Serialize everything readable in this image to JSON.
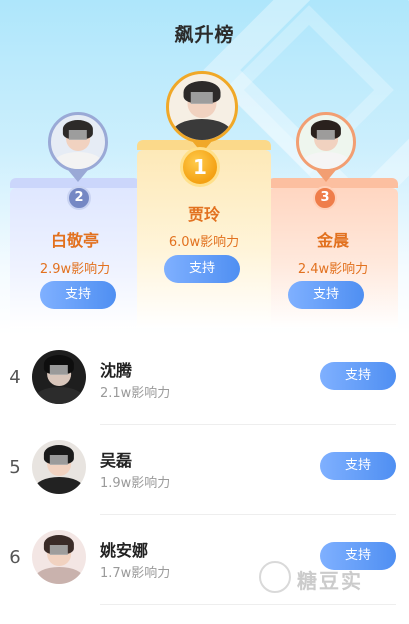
{
  "header": {
    "title": "飙升榜"
  },
  "top3": [
    {
      "rank": "1",
      "name": "贾玲",
      "score": "6.0w影响力",
      "button": "支持"
    },
    {
      "rank": "2",
      "name": "白敬亭",
      "score": "2.9w影响力",
      "button": "支持"
    },
    {
      "rank": "3",
      "name": "金晨",
      "score": "2.4w影响力",
      "button": "支持"
    }
  ],
  "list": [
    {
      "rank": "4",
      "name": "沈腾",
      "score": "2.1w影响力",
      "button": "支持"
    },
    {
      "rank": "5",
      "name": "吴磊",
      "score": "1.9w影响力",
      "button": "支持"
    },
    {
      "rank": "6",
      "name": "姚安娜",
      "score": "1.7w影响力",
      "button": "支持"
    }
  ],
  "watermark": {
    "text": "糖豆实"
  },
  "colors": {
    "accent_blue": "#4f8ff2",
    "name_orange": "#e2711f",
    "gold": "#f4a113",
    "silver": "#7588c4",
    "bronze": "#ef7d4a"
  }
}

###

> **Aim**
Restate the whole listing above exactly, please, omitting every image.

> **Task response**
Serialize everything readable in this image to JSON.
{
  "header": {
    "title": "飙升榜"
  },
  "top3": [
    {
      "rank": "1",
      "name": "贾玲",
      "score": "6.0w影响力",
      "button": "支持"
    },
    {
      "rank": "2",
      "name": "白敬亭",
      "score": "2.9w影响力",
      "button": "支持"
    },
    {
      "rank": "3",
      "name": "金晨",
      "score": "2.4w影响力",
      "button": "支持"
    }
  ],
  "list": [
    {
      "rank": "4",
      "name": "沈腾",
      "score": "2.1w影响力",
      "button": "支持"
    },
    {
      "rank": "5",
      "name": "吴磊",
      "score": "1.9w影响力",
      "button": "支持"
    },
    {
      "rank": "6",
      "name": "姚安娜",
      "score": "1.7w影响力",
      "button": "支持"
    }
  ],
  "watermark": {
    "text": "糖豆实"
  },
  "colors": {
    "accent_blue": "#4f8ff2",
    "name_orange": "#e2711f",
    "gold": "#f4a113",
    "silver": "#7588c4",
    "bronze": "#ef7d4a"
  }
}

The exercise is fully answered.